Aim: Find and copy every line in the records that includes the string "ffffff".
• • • • • • •
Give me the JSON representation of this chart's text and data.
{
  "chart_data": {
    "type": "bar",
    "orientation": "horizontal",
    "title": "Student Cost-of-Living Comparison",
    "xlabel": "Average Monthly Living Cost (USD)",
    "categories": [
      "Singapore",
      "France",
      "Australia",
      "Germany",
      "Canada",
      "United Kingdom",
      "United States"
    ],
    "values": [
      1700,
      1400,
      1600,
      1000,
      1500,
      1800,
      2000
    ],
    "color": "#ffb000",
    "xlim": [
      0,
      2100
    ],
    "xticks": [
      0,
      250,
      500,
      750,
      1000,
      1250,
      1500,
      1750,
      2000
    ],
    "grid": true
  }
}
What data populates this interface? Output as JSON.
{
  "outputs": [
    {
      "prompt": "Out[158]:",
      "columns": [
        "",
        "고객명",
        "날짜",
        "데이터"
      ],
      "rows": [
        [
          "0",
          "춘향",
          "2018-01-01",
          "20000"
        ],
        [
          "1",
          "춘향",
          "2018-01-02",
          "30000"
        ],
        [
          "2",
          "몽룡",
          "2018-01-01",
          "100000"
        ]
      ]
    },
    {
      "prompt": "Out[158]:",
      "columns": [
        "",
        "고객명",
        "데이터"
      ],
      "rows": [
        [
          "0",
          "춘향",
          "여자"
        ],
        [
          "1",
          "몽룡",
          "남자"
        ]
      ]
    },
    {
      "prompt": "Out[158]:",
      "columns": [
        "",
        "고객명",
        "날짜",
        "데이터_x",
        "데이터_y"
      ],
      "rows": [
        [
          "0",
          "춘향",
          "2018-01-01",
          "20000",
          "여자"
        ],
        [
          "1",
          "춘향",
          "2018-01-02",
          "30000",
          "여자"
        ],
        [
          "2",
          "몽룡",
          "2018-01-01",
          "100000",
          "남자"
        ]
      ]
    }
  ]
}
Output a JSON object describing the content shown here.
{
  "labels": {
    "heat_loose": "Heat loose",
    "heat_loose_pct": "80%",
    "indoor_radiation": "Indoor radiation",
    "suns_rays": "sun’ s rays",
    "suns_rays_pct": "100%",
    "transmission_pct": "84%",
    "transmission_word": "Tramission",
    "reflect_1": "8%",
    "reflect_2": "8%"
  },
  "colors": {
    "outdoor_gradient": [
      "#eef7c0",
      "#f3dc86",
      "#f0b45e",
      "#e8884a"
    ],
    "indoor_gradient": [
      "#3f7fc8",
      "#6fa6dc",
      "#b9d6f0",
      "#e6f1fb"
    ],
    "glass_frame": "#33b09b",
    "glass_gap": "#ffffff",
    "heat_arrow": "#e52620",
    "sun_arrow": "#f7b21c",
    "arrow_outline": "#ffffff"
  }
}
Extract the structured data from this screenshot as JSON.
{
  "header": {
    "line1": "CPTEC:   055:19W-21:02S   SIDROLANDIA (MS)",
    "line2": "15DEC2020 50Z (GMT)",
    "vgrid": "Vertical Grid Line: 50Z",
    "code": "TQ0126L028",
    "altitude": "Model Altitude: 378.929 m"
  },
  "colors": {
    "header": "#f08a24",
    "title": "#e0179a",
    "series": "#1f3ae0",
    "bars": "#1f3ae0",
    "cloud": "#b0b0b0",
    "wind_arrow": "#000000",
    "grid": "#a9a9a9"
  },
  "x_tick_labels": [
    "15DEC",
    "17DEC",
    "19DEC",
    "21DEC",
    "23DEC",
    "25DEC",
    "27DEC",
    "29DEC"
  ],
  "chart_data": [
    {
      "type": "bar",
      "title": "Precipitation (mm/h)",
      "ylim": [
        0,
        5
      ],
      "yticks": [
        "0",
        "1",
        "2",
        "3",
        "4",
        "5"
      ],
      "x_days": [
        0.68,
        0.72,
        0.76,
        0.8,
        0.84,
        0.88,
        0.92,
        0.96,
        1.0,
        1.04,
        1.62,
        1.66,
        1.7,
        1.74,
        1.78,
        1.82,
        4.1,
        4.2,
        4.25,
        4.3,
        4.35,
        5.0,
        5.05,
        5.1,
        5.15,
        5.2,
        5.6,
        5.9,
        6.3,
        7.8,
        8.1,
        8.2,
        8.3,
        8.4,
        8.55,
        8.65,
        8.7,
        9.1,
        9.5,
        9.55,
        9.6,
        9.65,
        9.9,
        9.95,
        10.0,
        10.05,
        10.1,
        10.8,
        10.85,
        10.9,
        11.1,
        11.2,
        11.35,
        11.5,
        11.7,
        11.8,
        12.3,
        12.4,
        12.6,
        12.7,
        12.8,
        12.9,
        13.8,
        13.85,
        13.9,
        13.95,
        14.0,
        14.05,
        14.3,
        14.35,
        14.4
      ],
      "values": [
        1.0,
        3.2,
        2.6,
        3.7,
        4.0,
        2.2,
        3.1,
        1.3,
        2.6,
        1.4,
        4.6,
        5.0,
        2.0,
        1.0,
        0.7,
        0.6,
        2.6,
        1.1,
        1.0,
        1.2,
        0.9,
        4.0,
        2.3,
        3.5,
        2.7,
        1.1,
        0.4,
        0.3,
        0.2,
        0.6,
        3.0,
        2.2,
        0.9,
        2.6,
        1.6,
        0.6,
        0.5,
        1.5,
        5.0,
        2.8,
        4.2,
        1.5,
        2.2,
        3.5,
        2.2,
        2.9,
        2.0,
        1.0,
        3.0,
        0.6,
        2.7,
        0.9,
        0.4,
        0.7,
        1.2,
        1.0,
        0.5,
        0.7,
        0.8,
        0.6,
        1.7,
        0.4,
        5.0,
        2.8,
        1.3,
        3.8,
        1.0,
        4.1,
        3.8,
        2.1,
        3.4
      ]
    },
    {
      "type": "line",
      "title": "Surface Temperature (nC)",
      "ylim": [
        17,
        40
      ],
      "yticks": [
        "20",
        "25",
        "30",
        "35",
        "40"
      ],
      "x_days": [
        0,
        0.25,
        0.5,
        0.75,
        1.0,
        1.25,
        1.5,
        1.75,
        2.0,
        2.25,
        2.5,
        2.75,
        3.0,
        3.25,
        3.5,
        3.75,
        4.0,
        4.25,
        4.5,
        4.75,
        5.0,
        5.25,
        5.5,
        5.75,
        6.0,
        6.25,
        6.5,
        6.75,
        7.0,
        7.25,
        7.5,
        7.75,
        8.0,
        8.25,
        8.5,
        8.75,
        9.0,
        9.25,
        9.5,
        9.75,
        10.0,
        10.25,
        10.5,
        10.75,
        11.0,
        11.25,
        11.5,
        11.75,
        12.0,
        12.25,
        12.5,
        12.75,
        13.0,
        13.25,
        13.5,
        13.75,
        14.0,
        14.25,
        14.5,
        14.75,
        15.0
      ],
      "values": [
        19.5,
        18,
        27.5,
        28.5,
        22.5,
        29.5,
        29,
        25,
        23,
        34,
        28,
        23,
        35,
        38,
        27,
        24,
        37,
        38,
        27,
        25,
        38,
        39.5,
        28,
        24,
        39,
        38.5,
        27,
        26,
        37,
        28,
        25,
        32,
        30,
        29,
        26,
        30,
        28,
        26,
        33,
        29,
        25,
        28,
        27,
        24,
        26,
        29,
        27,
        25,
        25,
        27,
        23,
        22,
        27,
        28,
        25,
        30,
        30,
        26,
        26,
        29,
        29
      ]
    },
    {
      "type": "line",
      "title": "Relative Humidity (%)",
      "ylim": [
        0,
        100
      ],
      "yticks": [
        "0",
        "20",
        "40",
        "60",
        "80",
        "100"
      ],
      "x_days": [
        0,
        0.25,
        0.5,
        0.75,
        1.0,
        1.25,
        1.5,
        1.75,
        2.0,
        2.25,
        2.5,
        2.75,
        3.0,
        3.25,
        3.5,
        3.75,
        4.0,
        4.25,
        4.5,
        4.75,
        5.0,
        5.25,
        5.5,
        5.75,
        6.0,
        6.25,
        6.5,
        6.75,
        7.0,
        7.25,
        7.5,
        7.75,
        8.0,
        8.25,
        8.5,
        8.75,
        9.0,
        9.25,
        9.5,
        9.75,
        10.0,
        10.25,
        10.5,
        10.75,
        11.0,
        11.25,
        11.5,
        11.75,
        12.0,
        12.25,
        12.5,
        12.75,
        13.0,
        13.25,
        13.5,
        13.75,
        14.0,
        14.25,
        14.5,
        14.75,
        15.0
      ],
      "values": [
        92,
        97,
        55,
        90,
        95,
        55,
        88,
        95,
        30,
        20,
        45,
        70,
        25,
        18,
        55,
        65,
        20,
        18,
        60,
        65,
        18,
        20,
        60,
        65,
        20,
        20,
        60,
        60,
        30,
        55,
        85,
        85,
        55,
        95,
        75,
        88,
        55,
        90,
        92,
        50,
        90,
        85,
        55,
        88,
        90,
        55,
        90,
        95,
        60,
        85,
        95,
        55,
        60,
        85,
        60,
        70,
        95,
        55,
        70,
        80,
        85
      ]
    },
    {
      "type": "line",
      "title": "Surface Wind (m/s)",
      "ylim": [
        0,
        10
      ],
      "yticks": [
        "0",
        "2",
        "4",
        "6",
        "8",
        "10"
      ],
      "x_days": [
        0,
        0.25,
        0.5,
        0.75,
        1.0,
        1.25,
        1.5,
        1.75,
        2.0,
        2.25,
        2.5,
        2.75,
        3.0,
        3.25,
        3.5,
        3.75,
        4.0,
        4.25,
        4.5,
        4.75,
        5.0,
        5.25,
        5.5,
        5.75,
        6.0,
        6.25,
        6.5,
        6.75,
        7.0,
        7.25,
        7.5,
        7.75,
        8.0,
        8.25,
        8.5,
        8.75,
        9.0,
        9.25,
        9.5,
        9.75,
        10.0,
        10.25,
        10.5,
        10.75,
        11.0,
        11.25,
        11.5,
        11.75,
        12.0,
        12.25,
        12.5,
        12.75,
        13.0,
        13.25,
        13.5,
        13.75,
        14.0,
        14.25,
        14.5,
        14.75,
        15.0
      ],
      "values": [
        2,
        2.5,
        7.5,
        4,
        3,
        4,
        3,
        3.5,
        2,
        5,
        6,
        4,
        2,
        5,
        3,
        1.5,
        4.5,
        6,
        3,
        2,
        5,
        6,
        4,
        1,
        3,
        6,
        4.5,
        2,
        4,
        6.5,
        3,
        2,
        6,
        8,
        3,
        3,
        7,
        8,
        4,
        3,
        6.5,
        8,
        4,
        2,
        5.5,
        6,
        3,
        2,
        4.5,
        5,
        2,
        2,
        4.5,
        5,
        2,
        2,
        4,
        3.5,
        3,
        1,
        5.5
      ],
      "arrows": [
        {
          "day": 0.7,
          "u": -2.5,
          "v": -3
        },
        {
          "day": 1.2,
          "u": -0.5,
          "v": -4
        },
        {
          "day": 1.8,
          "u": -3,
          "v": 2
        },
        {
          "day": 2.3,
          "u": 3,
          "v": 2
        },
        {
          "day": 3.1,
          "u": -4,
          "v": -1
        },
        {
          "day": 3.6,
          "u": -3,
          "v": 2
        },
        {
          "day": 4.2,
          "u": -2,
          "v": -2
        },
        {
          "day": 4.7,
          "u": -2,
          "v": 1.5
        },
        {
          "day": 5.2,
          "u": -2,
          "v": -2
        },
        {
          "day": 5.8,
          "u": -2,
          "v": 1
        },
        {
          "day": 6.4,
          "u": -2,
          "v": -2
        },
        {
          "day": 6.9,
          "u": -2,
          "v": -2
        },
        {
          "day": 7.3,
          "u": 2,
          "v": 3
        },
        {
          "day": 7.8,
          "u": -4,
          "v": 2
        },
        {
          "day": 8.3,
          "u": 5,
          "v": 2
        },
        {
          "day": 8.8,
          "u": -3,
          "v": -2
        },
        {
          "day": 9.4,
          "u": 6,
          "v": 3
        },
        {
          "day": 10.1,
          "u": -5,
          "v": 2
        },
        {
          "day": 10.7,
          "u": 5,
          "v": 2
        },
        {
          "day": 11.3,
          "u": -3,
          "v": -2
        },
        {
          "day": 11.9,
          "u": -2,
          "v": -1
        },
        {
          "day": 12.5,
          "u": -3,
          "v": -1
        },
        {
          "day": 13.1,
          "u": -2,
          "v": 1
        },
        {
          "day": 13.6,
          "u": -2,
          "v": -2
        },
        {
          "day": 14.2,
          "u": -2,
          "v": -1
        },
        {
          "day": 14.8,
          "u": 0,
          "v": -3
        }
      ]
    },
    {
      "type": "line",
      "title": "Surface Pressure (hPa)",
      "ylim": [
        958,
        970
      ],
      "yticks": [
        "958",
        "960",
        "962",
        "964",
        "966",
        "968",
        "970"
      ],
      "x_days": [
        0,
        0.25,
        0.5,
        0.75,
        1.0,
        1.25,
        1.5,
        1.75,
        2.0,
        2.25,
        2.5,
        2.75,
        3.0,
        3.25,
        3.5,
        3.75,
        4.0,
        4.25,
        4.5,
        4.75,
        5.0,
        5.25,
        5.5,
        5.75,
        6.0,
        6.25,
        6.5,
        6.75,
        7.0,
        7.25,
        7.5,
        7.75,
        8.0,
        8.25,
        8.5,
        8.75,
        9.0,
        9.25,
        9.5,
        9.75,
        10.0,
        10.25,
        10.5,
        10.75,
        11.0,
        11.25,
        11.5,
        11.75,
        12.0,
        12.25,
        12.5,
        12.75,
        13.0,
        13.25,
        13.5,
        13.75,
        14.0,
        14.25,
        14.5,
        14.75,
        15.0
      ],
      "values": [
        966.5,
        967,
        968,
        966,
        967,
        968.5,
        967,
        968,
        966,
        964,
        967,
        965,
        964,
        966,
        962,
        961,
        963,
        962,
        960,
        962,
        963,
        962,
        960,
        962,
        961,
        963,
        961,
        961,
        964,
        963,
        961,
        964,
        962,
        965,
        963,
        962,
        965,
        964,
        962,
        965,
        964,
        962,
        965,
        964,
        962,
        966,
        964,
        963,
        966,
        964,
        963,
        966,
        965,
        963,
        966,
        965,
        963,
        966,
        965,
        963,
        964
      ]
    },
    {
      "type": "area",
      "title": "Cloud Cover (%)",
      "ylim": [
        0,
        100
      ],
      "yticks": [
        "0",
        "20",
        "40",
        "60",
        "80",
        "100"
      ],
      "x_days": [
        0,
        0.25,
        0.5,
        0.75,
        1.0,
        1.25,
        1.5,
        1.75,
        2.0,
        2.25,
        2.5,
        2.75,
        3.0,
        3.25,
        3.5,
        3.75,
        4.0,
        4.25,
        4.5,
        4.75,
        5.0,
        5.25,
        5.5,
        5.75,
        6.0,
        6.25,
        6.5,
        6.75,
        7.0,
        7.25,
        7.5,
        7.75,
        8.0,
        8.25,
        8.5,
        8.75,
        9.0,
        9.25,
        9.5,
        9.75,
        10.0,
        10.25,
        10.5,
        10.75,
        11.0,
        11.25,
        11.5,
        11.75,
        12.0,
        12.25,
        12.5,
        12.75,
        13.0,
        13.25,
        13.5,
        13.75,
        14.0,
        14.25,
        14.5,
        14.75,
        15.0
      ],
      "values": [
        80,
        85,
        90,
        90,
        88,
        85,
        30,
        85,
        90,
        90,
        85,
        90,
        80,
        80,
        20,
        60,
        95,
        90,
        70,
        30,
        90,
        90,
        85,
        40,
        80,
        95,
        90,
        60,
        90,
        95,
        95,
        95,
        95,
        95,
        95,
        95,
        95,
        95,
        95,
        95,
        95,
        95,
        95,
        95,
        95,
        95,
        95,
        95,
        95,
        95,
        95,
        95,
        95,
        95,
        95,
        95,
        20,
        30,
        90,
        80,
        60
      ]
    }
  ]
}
• • • • • • •
The response:
    "glass_gap": "#ffffff",
    "arrow_outline": "#ffffff"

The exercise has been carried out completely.